**Listing:**
↓
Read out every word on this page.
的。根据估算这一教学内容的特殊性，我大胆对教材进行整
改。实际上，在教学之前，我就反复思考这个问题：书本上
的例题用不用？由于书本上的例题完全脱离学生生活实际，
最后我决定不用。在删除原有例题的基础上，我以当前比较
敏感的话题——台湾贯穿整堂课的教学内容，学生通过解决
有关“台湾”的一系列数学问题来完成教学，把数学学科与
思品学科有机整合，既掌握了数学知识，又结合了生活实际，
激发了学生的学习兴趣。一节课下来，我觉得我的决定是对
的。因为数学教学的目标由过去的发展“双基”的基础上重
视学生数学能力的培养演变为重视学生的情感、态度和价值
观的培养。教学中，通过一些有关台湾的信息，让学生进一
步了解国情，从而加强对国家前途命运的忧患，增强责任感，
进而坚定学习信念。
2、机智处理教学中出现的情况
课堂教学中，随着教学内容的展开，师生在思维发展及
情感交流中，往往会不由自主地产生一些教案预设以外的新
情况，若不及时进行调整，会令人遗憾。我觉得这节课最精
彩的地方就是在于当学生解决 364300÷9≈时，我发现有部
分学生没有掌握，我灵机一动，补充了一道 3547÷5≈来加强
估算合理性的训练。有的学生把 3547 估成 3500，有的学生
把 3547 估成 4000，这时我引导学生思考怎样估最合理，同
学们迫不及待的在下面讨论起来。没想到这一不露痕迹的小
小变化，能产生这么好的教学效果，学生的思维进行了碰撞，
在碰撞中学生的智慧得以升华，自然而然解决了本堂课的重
↑
Each entry above is to be set down again in exactly the same words.

Read out every word on this page.
的。根据估算这一教学内容的特殊性，我大胆对教材进行整
改。实际上，在教学之前，我就反复思考这个问题：书本上
的例题用不用？由于书本上的例题完全脱离学生生活实际，
最后我决定不用。在删除原有例题的基础上，我以当前比较
敏感的话题——台湾贯穿整堂课的教学内容，学生通过解决
有关“台湾”的一系列数学问题来完成教学，把数学学科与
思品学科有机整合，既掌握了数学知识，又结合了生活实际，
激发了学生的学习兴趣。一节课下来，我觉得我的决定是对
的。因为数学教学的目标由过去的发展“双基”的基础上重
视学生数学能力的培养演变为重视学生的情感、态度和价值
观的培养。教学中，通过一些有关台湾的信息，让学生进一
步了解国情，从而加强对国家前途命运的忧患，增强责任感，
进而坚定学习信念。
2、机智处理教学中出现的情况
课堂教学中，随着教学内容的展开，师生在思维发展及
情感交流中，往往会不由自主地产生一些教案预设以外的新
情况，若不及时进行调整，会令人遗憾。我觉得这节课最精
彩的地方就是在于当学生解决 364300÷9≈时，我发现有部
分学生没有掌握，我灵机一动，补充了一道 3547÷5≈来加强
估算合理性的训练。有的学生把 3547 估成 3500，有的学生
把 3547 估成 4000，这时我引导学生思考怎样估最合理，同
学们迫不及待的在下面讨论起来。没想到这一不露痕迹的小
小变化，能产生这么好的教学效果，学生的思维进行了碰撞，
在碰撞中学生的智慧得以升华，自然而然解决了本堂课的重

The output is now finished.